*What you are asked to do*: Skip the images and copy each record exactly as written.

*Source records*:
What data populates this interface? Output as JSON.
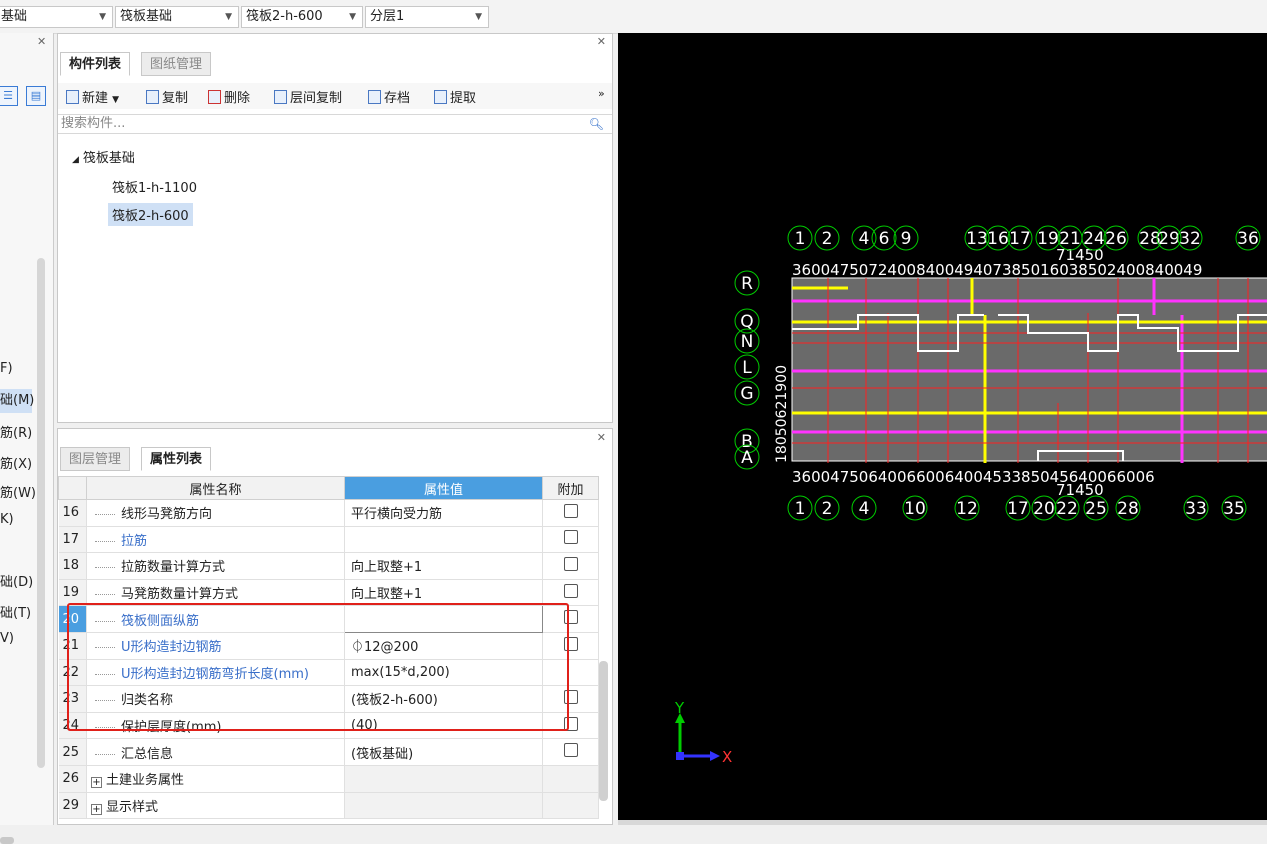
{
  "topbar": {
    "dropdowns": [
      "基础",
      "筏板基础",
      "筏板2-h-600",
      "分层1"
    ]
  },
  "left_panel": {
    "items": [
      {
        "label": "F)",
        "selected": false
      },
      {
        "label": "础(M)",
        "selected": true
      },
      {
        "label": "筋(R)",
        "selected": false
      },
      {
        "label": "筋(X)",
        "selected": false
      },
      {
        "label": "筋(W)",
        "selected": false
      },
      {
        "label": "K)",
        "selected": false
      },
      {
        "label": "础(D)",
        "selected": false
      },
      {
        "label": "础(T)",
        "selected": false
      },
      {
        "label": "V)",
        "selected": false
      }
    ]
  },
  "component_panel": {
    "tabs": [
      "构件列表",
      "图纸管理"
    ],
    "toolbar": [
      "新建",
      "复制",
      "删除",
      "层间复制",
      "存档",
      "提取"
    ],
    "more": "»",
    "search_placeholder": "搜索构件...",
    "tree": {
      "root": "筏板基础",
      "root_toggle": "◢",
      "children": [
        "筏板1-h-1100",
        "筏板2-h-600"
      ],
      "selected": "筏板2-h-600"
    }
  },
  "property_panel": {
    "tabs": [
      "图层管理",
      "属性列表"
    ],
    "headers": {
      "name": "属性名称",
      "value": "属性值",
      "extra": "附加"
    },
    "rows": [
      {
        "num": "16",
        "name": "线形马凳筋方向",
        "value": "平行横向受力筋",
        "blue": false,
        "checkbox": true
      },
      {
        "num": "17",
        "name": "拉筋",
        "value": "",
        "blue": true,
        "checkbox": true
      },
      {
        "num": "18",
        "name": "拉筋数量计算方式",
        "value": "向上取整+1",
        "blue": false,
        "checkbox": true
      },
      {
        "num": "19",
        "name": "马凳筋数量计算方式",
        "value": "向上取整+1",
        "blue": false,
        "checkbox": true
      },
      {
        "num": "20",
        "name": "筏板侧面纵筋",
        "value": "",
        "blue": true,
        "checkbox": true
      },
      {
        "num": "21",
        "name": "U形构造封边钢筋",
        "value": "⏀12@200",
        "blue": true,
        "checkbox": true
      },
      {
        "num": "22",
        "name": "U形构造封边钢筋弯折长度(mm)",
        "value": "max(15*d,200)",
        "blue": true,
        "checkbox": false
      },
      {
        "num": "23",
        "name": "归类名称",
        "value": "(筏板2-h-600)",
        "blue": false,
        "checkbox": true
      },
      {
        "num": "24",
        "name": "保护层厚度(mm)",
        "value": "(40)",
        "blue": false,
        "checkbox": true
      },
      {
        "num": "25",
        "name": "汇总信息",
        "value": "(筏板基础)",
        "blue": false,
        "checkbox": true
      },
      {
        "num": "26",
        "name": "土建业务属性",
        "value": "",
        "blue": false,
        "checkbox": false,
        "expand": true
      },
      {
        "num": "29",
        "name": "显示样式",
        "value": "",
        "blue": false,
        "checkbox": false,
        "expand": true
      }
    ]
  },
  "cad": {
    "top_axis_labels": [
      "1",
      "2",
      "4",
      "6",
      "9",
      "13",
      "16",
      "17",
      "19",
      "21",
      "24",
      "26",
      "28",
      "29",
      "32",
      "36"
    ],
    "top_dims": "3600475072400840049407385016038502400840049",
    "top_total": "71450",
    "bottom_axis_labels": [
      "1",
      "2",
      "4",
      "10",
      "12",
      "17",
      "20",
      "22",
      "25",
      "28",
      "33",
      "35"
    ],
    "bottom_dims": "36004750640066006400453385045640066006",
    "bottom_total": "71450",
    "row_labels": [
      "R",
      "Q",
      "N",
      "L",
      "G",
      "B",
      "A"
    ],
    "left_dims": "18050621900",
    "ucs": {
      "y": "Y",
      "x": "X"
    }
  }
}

*Answer below*:
What data populates this interface? Output as JSON.
{
  "topbar": {
    "dropdowns": [
      "基础",
      "筏板基础",
      "筏板2-h-600",
      "分层1"
    ]
  },
  "left_panel": {
    "items": [
      {
        "label": "F)",
        "selected": false
      },
      {
        "label": "础(M)",
        "selected": true
      },
      {
        "label": "筋(R)",
        "selected": false
      },
      {
        "label": "筋(X)",
        "selected": false
      },
      {
        "label": "筋(W)",
        "selected": false
      },
      {
        "label": "K)",
        "selected": false
      },
      {
        "label": "础(D)",
        "selected": false
      },
      {
        "label": "础(T)",
        "selected": false
      },
      {
        "label": "V)",
        "selected": false
      }
    ]
  },
  "component_panel": {
    "tabs": [
      "构件列表",
      "图纸管理"
    ],
    "toolbar": [
      "新建",
      "复制",
      "删除",
      "层间复制",
      "存档",
      "提取"
    ],
    "more": "»",
    "search_placeholder": "搜索构件...",
    "tree": {
      "root": "筏板基础",
      "root_toggle": "◢",
      "children": [
        "筏板1-h-1100",
        "筏板2-h-600"
      ],
      "selected": "筏板2-h-600"
    }
  },
  "property_panel": {
    "tabs": [
      "图层管理",
      "属性列表"
    ],
    "headers": {
      "name": "属性名称",
      "value": "属性值",
      "extra": "附加"
    },
    "rows": [
      {
        "num": "16",
        "name": "线形马凳筋方向",
        "value": "平行横向受力筋",
        "blue": false,
        "checkbox": true
      },
      {
        "num": "17",
        "name": "拉筋",
        "value": "",
        "blue": true,
        "checkbox": true
      },
      {
        "num": "18",
        "name": "拉筋数量计算方式",
        "value": "向上取整+1",
        "blue": false,
        "checkbox": true
      },
      {
        "num": "19",
        "name": "马凳筋数量计算方式",
        "value": "向上取整+1",
        "blue": false,
        "checkbox": true
      },
      {
        "num": "20",
        "name": "筏板侧面纵筋",
        "value": "",
        "blue": true,
        "checkbox": true
      },
      {
        "num": "21",
        "name": "U形构造封边钢筋",
        "value": "⏀12@200",
        "blue": true,
        "checkbox": true
      },
      {
        "num": "22",
        "name": "U形构造封边钢筋弯折长度(mm)",
        "value": "max(15*d,200)",
        "blue": true,
        "checkbox": false
      },
      {
        "num": "23",
        "name": "归类名称",
        "value": "(筏板2-h-600)",
        "blue": false,
        "checkbox": true
      },
      {
        "num": "24",
        "name": "保护层厚度(mm)",
        "value": "(40)",
        "blue": false,
        "checkbox": true
      },
      {
        "num": "25",
        "name": "汇总信息",
        "value": "(筏板基础)",
        "blue": false,
        "checkbox": true
      },
      {
        "num": "26",
        "name": "土建业务属性",
        "value": "",
        "blue": false,
        "checkbox": false,
        "expand": true
      },
      {
        "num": "29",
        "name": "显示样式",
        "value": "",
        "blue": false,
        "checkbox": false,
        "expand": true
      }
    ]
  },
  "cad": {
    "top_axis_labels": [
      "1",
      "2",
      "4",
      "6",
      "9",
      "13",
      "16",
      "17",
      "19",
      "21",
      "24",
      "26",
      "28",
      "29",
      "32",
      "36"
    ],
    "top_dims": "3600475072400840049407385016038502400840049",
    "top_total": "71450",
    "bottom_axis_labels": [
      "1",
      "2",
      "4",
      "10",
      "12",
      "17",
      "20",
      "22",
      "25",
      "28",
      "33",
      "35"
    ],
    "bottom_dims": "36004750640066006400453385045640066006",
    "bottom_total": "71450",
    "row_labels": [
      "R",
      "Q",
      "N",
      "L",
      "G",
      "B",
      "A"
    ],
    "left_dims": "18050621900",
    "ucs": {
      "y": "Y",
      "x": "X"
    }
  }
}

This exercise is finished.